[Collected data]
● ● ● ● ●

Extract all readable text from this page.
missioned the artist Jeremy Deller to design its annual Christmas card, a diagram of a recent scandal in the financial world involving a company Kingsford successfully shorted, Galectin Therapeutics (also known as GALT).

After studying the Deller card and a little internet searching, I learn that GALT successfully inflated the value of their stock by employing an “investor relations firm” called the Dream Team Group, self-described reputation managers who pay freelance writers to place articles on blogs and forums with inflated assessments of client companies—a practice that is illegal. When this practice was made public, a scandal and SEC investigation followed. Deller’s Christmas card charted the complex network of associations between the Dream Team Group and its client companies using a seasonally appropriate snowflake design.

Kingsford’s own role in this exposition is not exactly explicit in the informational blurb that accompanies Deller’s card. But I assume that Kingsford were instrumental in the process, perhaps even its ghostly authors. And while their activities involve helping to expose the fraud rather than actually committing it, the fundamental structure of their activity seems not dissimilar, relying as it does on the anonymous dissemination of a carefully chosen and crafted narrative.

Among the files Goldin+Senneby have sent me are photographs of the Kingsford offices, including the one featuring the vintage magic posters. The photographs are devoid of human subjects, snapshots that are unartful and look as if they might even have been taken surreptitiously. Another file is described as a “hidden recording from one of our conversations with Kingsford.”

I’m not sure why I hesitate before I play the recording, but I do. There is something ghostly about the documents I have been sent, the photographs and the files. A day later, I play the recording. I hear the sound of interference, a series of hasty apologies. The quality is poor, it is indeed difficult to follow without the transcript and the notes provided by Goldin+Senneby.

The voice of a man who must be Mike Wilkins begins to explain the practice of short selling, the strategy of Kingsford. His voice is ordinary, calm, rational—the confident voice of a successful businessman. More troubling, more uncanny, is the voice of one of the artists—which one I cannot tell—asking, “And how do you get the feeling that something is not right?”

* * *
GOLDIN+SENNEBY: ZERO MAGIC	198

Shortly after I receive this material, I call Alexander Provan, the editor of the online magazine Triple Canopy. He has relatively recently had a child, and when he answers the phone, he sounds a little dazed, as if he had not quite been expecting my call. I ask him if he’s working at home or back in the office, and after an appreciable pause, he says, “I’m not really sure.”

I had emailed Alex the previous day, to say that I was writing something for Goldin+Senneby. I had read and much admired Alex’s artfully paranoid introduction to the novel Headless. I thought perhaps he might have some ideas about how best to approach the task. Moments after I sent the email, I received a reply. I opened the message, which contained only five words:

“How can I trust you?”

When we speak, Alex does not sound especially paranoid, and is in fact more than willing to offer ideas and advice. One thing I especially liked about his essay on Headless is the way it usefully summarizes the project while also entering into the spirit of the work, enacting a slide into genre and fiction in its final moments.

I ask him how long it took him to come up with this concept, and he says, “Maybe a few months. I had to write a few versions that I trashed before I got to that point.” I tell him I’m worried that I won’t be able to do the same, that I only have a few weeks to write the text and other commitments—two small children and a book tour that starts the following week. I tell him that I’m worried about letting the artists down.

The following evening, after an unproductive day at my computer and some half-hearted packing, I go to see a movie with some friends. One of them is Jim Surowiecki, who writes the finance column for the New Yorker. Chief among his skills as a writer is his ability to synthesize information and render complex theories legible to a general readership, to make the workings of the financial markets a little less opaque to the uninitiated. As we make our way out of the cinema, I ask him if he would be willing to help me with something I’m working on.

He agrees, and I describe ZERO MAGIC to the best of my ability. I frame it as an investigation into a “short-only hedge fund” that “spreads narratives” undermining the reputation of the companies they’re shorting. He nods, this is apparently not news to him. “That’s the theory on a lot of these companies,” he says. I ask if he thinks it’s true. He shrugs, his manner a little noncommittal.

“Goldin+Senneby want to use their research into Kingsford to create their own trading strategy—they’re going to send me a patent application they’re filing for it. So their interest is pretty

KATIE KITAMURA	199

● ● ● ● ●

= Task statement =
Report only the number of lines that hold the string "does" in this listing.

= Task answer =
2